:: Records provided
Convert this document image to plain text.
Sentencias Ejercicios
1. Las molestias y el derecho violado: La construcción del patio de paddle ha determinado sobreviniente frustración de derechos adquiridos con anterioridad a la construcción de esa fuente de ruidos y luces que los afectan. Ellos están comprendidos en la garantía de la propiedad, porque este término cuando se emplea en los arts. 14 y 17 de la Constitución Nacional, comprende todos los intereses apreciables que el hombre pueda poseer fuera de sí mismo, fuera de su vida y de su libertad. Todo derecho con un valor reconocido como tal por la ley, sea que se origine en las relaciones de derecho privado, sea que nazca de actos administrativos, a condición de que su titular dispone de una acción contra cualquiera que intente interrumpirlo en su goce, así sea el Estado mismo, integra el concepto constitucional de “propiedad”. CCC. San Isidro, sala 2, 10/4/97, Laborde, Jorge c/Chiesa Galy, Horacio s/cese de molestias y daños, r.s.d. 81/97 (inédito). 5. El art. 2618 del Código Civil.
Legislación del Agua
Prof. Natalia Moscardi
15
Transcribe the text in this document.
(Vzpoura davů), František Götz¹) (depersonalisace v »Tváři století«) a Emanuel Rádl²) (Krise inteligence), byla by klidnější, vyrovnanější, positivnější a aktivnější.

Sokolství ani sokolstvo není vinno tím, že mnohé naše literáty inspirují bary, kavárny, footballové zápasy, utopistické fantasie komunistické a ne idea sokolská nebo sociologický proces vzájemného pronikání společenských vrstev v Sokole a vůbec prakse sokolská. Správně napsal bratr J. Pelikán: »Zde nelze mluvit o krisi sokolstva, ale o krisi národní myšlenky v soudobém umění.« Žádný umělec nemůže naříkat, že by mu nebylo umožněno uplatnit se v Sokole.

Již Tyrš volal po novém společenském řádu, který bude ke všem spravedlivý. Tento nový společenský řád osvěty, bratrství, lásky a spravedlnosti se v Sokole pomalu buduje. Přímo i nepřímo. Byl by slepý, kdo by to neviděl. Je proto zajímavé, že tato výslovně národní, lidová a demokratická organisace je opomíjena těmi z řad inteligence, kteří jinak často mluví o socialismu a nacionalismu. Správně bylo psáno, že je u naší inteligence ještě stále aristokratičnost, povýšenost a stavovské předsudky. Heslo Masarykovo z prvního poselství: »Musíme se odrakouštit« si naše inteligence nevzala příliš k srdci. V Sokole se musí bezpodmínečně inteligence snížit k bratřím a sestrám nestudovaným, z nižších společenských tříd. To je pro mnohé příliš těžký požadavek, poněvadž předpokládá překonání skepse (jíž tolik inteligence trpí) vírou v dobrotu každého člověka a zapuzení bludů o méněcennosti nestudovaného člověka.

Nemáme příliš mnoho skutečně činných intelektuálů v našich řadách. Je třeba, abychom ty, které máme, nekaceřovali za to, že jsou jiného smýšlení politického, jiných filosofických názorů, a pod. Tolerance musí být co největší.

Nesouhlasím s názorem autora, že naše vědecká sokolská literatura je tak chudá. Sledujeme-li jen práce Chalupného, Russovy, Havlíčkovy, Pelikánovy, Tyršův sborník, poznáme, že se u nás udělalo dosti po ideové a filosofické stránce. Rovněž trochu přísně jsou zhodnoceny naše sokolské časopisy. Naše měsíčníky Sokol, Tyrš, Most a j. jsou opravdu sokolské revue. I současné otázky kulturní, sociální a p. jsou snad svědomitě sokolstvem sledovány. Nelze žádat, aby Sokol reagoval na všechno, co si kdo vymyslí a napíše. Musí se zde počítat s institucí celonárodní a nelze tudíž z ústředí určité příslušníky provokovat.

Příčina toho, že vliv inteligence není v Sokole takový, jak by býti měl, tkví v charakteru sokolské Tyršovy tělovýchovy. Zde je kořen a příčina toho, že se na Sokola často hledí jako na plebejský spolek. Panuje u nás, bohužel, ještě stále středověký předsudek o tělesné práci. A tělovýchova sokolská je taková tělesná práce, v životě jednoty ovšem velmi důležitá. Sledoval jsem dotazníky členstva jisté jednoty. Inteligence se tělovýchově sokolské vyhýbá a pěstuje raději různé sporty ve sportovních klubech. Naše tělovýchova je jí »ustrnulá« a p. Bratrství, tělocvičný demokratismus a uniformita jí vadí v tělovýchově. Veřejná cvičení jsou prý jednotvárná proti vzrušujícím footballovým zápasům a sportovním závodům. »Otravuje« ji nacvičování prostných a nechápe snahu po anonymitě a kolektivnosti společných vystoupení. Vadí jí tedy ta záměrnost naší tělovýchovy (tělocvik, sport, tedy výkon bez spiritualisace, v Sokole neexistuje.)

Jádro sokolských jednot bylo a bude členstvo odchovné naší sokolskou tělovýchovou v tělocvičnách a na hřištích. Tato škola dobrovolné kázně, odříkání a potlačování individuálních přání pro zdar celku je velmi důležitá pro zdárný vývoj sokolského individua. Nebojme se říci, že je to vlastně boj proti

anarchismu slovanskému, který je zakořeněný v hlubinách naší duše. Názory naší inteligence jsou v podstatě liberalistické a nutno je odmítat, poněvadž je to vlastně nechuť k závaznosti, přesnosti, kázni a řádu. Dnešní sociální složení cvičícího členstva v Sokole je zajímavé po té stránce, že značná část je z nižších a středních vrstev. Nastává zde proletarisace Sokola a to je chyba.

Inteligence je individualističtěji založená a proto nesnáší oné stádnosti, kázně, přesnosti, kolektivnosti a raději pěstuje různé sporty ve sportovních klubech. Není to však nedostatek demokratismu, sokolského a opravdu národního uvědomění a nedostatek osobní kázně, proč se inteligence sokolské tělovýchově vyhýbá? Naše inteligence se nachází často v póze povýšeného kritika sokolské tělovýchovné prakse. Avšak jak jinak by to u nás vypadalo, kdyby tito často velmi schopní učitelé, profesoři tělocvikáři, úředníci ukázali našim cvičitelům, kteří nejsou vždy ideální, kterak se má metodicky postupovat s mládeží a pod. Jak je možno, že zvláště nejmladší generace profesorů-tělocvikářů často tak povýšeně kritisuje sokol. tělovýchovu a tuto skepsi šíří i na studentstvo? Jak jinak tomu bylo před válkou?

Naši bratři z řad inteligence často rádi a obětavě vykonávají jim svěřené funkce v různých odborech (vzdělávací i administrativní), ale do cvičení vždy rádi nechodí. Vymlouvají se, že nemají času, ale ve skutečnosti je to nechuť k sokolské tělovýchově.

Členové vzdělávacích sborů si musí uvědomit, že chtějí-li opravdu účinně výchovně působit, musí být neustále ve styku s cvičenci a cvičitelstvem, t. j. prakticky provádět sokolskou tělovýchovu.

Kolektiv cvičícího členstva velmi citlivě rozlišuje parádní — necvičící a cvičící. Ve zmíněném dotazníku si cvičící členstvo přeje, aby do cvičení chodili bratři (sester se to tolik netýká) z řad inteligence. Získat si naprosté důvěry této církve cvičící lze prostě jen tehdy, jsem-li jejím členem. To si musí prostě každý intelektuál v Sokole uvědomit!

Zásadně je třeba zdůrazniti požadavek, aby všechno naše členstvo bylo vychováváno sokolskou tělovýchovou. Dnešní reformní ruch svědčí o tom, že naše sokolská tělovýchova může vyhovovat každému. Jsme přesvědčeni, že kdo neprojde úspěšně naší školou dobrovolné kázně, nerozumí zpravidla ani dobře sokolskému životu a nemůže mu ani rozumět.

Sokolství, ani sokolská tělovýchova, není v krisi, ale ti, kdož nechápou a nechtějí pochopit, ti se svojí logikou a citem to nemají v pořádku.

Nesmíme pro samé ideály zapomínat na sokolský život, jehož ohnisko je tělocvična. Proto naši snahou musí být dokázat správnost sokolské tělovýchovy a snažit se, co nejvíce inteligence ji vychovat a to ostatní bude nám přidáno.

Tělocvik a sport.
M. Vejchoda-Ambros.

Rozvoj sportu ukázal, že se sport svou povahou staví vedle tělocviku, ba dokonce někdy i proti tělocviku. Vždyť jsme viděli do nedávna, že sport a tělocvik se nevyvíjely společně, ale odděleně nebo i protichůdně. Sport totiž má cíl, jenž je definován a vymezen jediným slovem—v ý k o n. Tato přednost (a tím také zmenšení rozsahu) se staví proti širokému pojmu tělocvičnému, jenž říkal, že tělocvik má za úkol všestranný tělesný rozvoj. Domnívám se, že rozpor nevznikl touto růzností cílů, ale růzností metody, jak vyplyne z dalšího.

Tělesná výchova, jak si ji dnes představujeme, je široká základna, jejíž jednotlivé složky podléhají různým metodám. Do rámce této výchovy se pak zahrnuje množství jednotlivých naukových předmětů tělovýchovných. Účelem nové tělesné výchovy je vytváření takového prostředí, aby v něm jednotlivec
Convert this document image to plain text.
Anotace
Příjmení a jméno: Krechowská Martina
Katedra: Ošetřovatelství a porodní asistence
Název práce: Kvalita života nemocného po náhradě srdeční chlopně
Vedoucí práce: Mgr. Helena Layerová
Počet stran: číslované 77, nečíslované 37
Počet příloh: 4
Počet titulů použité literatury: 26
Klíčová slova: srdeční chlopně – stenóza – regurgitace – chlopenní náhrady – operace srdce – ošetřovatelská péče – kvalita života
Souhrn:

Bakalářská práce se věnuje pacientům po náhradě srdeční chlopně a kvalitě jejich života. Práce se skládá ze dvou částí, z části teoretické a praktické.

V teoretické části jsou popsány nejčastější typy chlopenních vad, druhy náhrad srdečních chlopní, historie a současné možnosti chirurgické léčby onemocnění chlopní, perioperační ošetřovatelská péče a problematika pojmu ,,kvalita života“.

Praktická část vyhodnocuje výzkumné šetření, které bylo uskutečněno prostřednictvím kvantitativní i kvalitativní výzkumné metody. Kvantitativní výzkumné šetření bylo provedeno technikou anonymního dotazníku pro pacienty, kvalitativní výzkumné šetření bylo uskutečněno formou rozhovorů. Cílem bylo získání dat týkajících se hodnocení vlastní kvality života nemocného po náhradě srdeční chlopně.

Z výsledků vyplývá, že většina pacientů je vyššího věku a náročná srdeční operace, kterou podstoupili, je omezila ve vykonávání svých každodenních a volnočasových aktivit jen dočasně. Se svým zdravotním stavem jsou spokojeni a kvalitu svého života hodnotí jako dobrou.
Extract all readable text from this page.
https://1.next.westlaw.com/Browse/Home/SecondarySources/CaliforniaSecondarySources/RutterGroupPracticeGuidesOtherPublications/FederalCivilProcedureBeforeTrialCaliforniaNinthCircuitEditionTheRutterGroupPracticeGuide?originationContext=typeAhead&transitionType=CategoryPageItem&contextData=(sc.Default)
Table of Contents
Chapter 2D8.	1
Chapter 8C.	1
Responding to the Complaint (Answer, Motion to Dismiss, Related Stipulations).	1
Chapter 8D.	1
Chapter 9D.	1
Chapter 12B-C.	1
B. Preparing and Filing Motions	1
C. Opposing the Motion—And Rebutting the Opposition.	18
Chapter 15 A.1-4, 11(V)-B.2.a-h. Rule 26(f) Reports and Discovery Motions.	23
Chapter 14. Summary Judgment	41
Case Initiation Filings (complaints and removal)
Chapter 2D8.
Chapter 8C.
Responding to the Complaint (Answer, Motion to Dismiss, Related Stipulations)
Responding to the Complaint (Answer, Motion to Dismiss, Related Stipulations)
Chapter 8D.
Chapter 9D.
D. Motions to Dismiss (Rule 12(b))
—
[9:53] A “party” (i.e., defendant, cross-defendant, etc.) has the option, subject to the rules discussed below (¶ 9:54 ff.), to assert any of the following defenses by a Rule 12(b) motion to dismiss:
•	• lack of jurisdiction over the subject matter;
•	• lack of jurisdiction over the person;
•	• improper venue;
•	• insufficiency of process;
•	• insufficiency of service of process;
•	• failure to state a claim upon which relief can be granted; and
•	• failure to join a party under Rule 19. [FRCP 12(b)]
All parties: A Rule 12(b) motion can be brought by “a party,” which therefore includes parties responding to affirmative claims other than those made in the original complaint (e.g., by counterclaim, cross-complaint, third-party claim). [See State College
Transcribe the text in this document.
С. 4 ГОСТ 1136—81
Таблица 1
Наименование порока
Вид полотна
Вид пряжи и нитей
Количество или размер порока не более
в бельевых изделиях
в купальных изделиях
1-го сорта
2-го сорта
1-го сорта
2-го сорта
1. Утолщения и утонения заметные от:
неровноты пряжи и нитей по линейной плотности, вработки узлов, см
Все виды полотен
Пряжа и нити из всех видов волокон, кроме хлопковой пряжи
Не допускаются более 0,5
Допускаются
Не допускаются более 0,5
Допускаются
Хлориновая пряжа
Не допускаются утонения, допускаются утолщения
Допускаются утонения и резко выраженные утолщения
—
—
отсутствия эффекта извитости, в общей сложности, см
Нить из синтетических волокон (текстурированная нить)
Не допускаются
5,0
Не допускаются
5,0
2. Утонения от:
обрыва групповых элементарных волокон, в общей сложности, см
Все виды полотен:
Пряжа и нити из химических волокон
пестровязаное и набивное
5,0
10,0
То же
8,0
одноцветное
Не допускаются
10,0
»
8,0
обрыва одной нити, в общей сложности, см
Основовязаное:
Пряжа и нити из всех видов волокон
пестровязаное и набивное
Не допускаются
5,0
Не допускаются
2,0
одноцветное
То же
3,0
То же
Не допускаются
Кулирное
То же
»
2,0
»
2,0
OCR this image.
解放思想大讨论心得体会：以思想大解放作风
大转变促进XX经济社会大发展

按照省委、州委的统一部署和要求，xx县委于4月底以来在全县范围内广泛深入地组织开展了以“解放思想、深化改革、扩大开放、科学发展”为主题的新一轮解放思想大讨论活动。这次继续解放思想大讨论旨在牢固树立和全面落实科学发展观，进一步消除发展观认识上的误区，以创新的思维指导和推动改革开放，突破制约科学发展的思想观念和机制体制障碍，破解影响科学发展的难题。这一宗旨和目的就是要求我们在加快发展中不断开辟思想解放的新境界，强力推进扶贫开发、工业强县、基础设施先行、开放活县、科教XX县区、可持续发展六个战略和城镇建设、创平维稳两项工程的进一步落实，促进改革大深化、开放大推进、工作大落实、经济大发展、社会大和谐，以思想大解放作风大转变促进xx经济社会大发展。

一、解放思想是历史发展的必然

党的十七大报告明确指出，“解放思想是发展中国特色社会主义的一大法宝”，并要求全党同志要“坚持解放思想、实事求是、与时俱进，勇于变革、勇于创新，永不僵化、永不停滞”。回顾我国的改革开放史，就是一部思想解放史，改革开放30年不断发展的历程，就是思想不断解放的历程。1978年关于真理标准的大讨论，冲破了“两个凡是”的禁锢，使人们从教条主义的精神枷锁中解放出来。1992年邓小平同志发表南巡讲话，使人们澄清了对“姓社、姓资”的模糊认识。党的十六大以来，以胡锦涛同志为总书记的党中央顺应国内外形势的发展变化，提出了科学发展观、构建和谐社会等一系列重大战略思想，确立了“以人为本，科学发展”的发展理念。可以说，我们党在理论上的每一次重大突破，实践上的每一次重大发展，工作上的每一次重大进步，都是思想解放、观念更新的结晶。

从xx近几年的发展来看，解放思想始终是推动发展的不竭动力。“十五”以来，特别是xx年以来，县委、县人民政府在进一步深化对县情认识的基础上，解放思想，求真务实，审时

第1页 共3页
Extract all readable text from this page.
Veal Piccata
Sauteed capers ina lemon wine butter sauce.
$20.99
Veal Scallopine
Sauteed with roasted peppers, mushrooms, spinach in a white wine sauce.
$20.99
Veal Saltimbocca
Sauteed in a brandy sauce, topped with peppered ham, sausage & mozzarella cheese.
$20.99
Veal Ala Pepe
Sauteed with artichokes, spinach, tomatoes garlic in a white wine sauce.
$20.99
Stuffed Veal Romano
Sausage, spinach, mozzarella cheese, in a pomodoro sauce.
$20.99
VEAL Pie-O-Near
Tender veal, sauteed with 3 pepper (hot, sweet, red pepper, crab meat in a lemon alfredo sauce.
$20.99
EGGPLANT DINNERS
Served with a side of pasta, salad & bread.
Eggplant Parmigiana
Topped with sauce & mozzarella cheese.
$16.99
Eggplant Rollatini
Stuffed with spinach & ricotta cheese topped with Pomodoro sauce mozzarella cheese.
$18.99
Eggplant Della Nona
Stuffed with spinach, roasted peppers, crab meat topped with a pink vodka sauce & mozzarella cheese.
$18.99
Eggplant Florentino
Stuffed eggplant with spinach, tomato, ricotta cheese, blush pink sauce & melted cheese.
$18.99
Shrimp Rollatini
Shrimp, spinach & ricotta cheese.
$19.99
::::
### Your task
Which lines hold the string "nemůže"? Copy all of them from the data above.

### Task answer
Sokolství ani sokolstvo není vinno tím, že mnohé naše literáty inspirují bary, kavárny, footballové zápasy, utopistické fantasie komunistické a ne idea sokolská nebo sociologický proces vzájemného pronikání společenských vrstev v Sokole a vůbec prakse sokolská. Správně napsal bratr J. Pelikán: »Zde nelze mluvit o krisi sokolstva, ale o krisi národní myšlenky v soudobém umění.« Žádný umělec nemůže naříkat, že by mu nebylo umožněno uplatnit se v Sokole.
Zásadně je třeba zdůrazniti požadavek, aby všechno naše členstvo bylo vychováváno sokolskou tělovýchovou. Dnešní reformní ruch svědčí o tom, že naše sokolská tělovýchova může vyhovovat každému. Jsme přesvědčeni, že kdo neprojde úspěšně naší školou dobrovolné kázně, nerozumí zpravidla ani dobře sokolskému životu a nemůže mu ani rozumět.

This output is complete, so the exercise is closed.